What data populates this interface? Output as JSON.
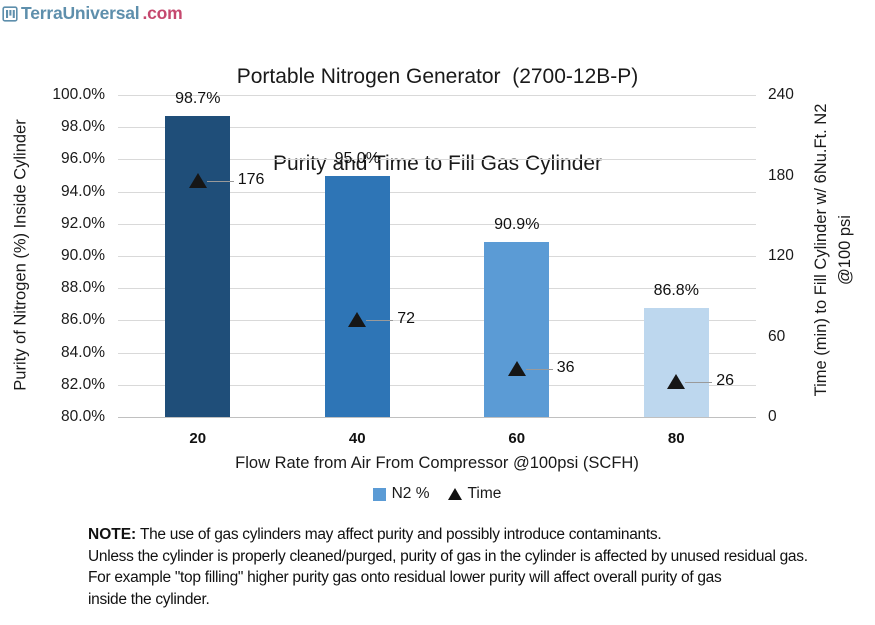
{
  "logo": {
    "brand": "TerraUniversal",
    "tld": ".com",
    "brand_color": "#5E8FAC",
    "tld_color": "#C5486E"
  },
  "title": {
    "line1": "Portable Nitrogen Generator  (2700-12B-P)",
    "line2": "Purity and Time to Fill Gas Cylinder"
  },
  "chart_data": {
    "type": "bar",
    "categories": [
      "20",
      "40",
      "60",
      "80"
    ],
    "series": [
      {
        "name": "N2 %",
        "render": "bar",
        "axis": "left",
        "values": [
          98.7,
          95.0,
          90.9,
          86.8
        ],
        "data_labels": [
          "98.7%",
          "95.0%",
          "90.9%",
          "86.8%"
        ],
        "bar_colors": [
          "#1F4E79",
          "#2E75B6",
          "#5B9BD5",
          "#BDD7EE"
        ]
      },
      {
        "name": "Time",
        "render": "scatter",
        "marker": "triangle",
        "axis": "right",
        "values": [
          176,
          72,
          36,
          26
        ],
        "data_labels": [
          "176",
          "72",
          "36",
          "26"
        ],
        "marker_color": "#161616"
      }
    ],
    "xlabel": "Flow Rate from Air From Compressor @100psi (SCFH)",
    "left_axis": {
      "title": "Purity of Nitrogen (%) Inside Cylinder",
      "min": 80,
      "max": 100,
      "ticks": [
        "100.0%",
        "98.0%",
        "96.0%",
        "94.0%",
        "92.0%",
        "90.0%",
        "88.0%",
        "86.0%",
        "84.0%",
        "82.0%",
        "80.0%"
      ]
    },
    "right_axis": {
      "title_line1": "Time (min) to Fill Cylinder w/ 6Nu.Ft. N2",
      "title_line2": "@100 psi",
      "min": 0,
      "max": 240,
      "ticks": [
        "240",
        "180",
        "120",
        "60",
        "0"
      ]
    },
    "legend": {
      "position": "bottom",
      "items": [
        {
          "label": "N2 %",
          "marker": "square",
          "color": "#5B9BD5"
        },
        {
          "label": "Time",
          "marker": "triangle",
          "color": "#111111"
        }
      ]
    },
    "grid": true,
    "gridline_color": "#D9D9D9",
    "axis_line_color": "#C0C0C0"
  },
  "note": {
    "prefix": "NOTE:",
    "line1": " The use of gas cylinders may affect purity and possibly introduce contaminants.",
    "line2": "Unless the cylinder is properly cleaned/purged, purity of gas in the cylinder is affected by unused residual gas.",
    "line3": "For example \"top filling\" higher purity gas onto residual lower purity will affect overall purity of gas",
    "line4": "inside the cylinder."
  }
}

EXERCISE BRIEF:
Copy every record above exactly as written, but leave out the pictures.

THE COMPLETED TASK:
What data populates this interface? Output as JSON.
{
  "logo": {
    "brand": "TerraUniversal",
    "tld": ".com",
    "brand_color": "#5E8FAC",
    "tld_color": "#C5486E"
  },
  "title": {
    "line1": "Portable Nitrogen Generator  (2700-12B-P)",
    "line2": "Purity and Time to Fill Gas Cylinder"
  },
  "chart_data": {
    "type": "bar",
    "categories": [
      "20",
      "40",
      "60",
      "80"
    ],
    "series": [
      {
        "name": "N2 %",
        "render": "bar",
        "axis": "left",
        "values": [
          98.7,
          95.0,
          90.9,
          86.8
        ],
        "data_labels": [
          "98.7%",
          "95.0%",
          "90.9%",
          "86.8%"
        ],
        "bar_colors": [
          "#1F4E79",
          "#2E75B6",
          "#5B9BD5",
          "#BDD7EE"
        ]
      },
      {
        "name": "Time",
        "render": "scatter",
        "marker": "triangle",
        "axis": "right",
        "values": [
          176,
          72,
          36,
          26
        ],
        "data_labels": [
          "176",
          "72",
          "36",
          "26"
        ],
        "marker_color": "#161616"
      }
    ],
    "xlabel": "Flow Rate from Air From Compressor @100psi (SCFH)",
    "left_axis": {
      "title": "Purity of Nitrogen (%) Inside Cylinder",
      "min": 80,
      "max": 100,
      "ticks": [
        "100.0%",
        "98.0%",
        "96.0%",
        "94.0%",
        "92.0%",
        "90.0%",
        "88.0%",
        "86.0%",
        "84.0%",
        "82.0%",
        "80.0%"
      ]
    },
    "right_axis": {
      "title_line1": "Time (min) to Fill Cylinder w/ 6Nu.Ft. N2",
      "title_line2": "@100 psi",
      "min": 0,
      "max": 240,
      "ticks": [
        "240",
        "180",
        "120",
        "60",
        "0"
      ]
    },
    "legend": {
      "position": "bottom",
      "items": [
        {
          "label": "N2 %",
          "marker": "square",
          "color": "#5B9BD5"
        },
        {
          "label": "Time",
          "marker": "triangle",
          "color": "#111111"
        }
      ]
    },
    "grid": true,
    "gridline_color": "#D9D9D9",
    "axis_line_color": "#C0C0C0"
  },
  "note": {
    "prefix": "NOTE:",
    "line1": " The use of gas cylinders may affect purity and possibly introduce contaminants.",
    "line2": "Unless the cylinder is properly cleaned/purged, purity of gas in the cylinder is affected by unused residual gas.",
    "line3": "For example \"top filling\" higher purity gas onto residual lower purity will affect overall purity of gas",
    "line4": "inside the cylinder."
  }
}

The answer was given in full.